Keep only the lines that hold the string "Weekly", filtering out the rest of the entries below.
────────────────────────────────────────
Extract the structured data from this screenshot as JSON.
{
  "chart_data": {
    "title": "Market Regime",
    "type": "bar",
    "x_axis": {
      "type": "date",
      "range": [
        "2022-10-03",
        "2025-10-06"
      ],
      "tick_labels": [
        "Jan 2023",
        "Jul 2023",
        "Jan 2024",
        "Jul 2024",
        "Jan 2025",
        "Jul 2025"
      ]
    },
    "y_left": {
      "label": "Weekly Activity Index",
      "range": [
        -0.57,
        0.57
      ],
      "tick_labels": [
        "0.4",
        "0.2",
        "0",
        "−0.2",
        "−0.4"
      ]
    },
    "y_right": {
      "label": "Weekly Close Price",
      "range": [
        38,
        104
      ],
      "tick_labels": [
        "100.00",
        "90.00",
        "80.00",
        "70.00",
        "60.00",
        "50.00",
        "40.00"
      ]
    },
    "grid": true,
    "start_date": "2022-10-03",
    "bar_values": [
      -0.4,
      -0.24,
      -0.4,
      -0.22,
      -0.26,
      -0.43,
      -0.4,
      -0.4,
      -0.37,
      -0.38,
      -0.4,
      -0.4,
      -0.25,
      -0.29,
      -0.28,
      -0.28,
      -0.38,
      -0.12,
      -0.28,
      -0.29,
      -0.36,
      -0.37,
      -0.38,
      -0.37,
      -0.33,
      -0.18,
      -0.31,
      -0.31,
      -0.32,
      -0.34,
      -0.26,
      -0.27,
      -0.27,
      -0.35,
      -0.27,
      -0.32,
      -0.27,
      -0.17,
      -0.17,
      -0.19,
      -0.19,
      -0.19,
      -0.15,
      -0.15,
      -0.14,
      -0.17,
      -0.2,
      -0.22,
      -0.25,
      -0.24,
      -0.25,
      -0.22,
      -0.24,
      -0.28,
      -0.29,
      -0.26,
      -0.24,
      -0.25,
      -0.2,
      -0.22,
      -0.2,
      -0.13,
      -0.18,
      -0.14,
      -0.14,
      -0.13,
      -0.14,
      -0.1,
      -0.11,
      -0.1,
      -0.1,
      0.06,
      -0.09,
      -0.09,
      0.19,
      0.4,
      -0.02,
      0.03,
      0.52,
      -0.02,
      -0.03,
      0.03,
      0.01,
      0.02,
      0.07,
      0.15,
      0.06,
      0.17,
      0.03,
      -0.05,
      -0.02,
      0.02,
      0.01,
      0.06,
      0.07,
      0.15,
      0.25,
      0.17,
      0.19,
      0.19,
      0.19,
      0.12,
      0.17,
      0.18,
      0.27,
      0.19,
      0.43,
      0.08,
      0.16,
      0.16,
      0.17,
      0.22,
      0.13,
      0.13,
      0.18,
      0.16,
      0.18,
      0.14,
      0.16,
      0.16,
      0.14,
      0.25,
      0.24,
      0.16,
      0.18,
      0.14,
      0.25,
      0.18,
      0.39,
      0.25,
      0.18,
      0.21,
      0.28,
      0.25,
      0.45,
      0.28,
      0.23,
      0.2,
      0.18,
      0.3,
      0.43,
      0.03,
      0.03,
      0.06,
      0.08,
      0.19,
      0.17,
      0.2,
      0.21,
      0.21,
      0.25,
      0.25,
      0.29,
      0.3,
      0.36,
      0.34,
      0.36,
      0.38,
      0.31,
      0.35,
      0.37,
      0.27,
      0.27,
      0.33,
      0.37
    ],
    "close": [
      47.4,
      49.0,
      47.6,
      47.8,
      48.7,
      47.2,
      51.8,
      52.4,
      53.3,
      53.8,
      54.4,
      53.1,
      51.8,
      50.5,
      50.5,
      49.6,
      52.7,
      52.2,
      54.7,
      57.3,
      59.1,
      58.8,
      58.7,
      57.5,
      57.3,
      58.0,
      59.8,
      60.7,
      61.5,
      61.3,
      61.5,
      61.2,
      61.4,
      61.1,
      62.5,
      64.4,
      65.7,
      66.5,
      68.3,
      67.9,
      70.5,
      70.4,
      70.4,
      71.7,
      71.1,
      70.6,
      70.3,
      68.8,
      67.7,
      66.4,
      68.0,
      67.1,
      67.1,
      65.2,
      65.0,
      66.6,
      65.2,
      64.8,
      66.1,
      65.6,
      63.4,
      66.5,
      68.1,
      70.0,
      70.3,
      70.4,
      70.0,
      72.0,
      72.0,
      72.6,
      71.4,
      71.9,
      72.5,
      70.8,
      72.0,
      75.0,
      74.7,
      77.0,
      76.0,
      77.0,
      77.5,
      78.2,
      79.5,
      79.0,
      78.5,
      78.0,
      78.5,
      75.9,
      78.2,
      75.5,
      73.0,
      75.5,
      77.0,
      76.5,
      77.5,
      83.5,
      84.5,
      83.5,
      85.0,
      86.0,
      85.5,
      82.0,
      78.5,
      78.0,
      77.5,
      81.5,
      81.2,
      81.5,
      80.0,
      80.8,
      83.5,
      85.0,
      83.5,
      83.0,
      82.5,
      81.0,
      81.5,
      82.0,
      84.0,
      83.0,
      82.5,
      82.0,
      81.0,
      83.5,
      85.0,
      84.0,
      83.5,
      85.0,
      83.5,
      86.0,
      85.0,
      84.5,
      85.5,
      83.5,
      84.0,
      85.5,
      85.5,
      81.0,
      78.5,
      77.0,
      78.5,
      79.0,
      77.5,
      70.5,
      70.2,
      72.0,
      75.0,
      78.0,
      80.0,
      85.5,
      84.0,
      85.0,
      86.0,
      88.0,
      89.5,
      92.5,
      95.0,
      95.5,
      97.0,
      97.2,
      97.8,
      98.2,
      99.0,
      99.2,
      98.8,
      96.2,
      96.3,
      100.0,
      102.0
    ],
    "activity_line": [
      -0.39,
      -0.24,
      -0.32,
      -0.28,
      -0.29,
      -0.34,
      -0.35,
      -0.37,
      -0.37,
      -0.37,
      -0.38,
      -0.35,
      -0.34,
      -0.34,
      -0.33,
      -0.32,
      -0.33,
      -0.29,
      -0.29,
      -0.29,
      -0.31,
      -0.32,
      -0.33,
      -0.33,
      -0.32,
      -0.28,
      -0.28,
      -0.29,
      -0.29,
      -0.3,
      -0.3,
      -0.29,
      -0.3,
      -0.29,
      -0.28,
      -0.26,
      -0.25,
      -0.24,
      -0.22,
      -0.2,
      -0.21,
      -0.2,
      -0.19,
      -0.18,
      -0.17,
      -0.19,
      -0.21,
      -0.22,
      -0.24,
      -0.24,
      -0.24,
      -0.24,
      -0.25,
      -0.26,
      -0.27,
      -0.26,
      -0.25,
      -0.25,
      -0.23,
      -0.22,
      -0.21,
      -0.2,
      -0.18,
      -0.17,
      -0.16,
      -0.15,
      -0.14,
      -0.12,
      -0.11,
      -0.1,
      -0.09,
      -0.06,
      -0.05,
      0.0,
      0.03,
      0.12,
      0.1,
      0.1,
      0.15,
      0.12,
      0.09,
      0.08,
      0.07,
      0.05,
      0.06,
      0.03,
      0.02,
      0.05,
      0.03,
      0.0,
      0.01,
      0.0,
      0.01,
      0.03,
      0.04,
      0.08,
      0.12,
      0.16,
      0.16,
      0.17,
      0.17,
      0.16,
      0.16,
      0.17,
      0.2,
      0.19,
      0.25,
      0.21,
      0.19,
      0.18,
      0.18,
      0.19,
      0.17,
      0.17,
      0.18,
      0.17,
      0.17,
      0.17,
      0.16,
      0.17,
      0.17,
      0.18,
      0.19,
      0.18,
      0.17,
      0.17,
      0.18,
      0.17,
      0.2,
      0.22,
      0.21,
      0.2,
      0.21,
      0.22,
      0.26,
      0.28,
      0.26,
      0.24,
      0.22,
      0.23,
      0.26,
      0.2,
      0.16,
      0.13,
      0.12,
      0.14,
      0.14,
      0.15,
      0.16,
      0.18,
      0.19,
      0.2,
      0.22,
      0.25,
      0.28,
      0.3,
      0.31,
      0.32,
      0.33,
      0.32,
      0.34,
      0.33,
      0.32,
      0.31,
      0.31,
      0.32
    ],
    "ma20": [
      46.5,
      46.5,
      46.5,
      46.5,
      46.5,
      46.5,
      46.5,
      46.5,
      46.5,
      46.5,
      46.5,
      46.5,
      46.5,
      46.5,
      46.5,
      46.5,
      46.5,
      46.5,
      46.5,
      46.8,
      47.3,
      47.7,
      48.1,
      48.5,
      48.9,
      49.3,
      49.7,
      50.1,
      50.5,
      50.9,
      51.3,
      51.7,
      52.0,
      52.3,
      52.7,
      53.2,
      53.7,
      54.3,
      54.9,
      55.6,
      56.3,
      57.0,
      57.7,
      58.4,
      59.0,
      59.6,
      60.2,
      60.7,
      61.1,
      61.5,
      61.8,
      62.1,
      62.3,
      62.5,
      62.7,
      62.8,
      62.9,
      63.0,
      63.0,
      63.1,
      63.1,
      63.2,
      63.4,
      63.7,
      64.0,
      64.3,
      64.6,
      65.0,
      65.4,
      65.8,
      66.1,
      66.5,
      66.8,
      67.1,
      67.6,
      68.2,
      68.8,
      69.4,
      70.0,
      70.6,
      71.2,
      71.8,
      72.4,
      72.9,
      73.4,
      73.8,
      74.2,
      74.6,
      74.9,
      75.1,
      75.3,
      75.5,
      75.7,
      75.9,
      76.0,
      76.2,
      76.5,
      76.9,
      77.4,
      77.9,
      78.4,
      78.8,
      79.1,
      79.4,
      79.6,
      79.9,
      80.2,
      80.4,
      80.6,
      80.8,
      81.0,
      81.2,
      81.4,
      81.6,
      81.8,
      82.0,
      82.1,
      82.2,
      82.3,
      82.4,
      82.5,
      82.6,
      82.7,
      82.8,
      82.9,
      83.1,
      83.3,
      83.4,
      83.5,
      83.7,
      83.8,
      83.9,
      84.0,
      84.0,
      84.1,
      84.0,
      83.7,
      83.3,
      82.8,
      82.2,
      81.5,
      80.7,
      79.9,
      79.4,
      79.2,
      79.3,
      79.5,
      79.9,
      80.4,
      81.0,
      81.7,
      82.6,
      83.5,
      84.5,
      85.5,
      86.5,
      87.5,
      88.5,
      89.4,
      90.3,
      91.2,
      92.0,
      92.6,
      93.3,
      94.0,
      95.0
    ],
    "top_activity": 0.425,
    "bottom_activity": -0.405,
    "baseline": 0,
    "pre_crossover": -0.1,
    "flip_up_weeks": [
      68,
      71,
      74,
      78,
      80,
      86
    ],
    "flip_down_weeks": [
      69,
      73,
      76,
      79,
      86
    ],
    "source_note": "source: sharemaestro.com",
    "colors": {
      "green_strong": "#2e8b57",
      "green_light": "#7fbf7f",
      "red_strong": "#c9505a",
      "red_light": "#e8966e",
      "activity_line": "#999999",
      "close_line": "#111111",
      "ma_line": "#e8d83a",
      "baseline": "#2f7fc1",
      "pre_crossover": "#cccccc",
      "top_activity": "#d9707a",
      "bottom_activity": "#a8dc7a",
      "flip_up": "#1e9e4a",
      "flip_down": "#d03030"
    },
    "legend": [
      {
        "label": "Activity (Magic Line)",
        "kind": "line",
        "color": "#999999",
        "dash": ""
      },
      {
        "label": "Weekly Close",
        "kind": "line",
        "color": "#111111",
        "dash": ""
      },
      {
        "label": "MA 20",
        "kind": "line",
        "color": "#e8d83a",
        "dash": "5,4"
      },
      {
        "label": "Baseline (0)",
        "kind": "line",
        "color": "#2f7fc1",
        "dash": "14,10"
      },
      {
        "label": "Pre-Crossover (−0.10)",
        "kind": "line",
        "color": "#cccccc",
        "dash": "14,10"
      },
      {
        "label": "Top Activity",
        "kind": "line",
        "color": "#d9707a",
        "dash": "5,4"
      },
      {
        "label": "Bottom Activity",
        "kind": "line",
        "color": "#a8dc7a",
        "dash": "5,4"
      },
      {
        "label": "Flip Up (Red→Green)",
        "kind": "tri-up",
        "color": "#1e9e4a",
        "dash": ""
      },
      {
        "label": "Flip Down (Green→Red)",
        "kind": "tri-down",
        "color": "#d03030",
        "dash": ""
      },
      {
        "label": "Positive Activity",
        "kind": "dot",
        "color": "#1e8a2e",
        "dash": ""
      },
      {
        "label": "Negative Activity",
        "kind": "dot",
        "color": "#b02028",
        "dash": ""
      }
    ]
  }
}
────────────────────────────────────────
# Complete output
      "label": "Weekly Activity Index",
      "label": "Weekly Close Price",
        "label": "Weekly Close",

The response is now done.